INSTRUCTIONS TO FOLLOW:
Isolate every line in the data with the string "costados" and copy it.

Recorded data
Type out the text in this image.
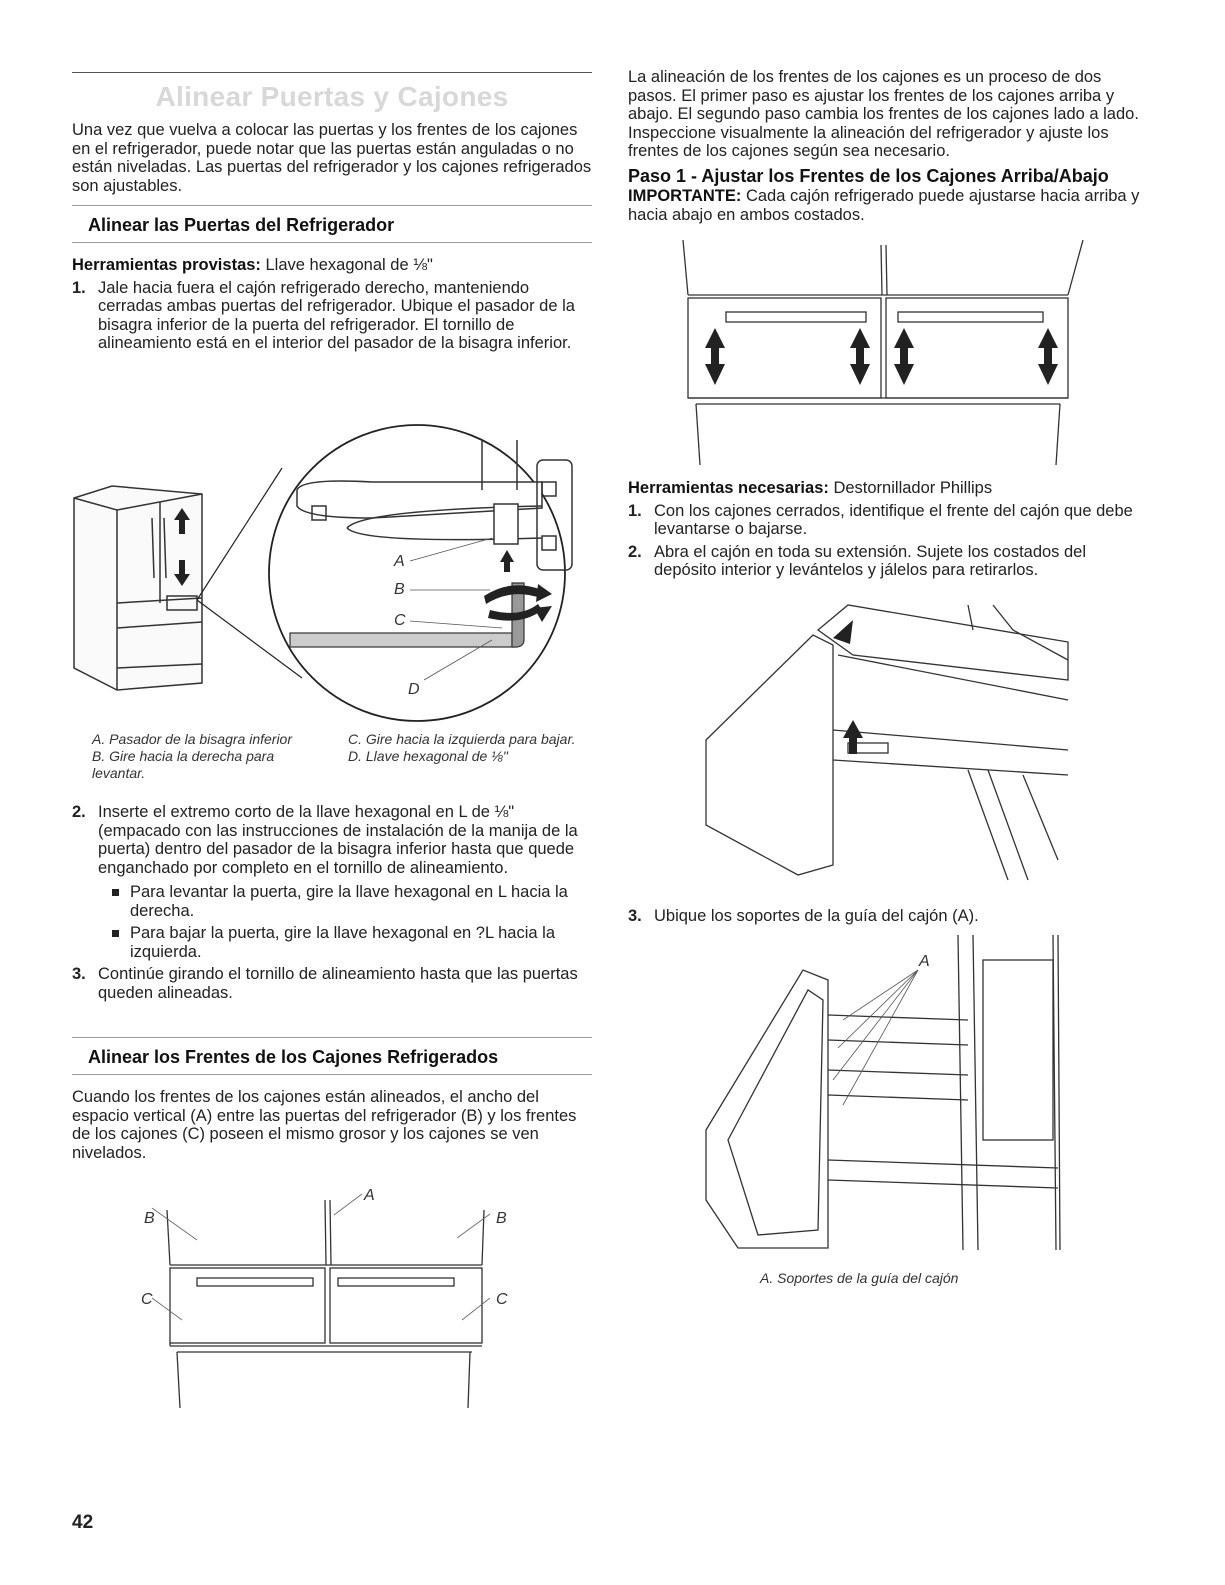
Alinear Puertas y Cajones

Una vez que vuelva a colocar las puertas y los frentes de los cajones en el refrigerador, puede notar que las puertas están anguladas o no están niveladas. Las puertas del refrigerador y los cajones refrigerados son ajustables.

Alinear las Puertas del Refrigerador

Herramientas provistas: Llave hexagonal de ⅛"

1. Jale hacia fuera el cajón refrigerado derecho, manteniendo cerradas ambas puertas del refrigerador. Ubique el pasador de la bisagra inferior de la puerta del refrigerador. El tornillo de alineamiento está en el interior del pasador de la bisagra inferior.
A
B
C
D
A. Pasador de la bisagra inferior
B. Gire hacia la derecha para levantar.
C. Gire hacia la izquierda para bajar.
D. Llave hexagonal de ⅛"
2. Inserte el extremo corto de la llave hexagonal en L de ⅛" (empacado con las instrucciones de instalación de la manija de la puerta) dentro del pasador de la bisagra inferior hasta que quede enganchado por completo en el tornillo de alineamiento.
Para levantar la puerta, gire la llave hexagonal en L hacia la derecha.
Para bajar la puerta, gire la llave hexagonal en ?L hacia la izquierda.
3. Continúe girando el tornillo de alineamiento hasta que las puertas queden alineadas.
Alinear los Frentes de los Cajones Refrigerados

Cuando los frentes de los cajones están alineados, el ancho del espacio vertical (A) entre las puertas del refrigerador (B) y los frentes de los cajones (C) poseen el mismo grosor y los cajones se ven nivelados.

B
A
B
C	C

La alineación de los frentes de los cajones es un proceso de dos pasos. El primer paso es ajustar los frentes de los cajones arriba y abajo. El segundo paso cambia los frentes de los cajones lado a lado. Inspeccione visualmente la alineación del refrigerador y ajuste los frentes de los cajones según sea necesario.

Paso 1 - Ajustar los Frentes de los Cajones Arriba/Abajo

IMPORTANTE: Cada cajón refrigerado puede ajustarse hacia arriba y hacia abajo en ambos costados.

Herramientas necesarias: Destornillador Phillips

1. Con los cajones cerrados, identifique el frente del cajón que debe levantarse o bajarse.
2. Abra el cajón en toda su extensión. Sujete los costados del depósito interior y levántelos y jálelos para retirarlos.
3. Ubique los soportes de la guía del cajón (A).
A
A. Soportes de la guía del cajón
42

OUTPUT OF THE TASK:
IMPORTANTE: Cada cajón refrigerado puede ajustarse hacia arriba y hacia abajo en ambos costados.
2. Abra el cajón en toda su extensión. Sujete los costados del depósito interior y levántelos y jálelos para retirarlos.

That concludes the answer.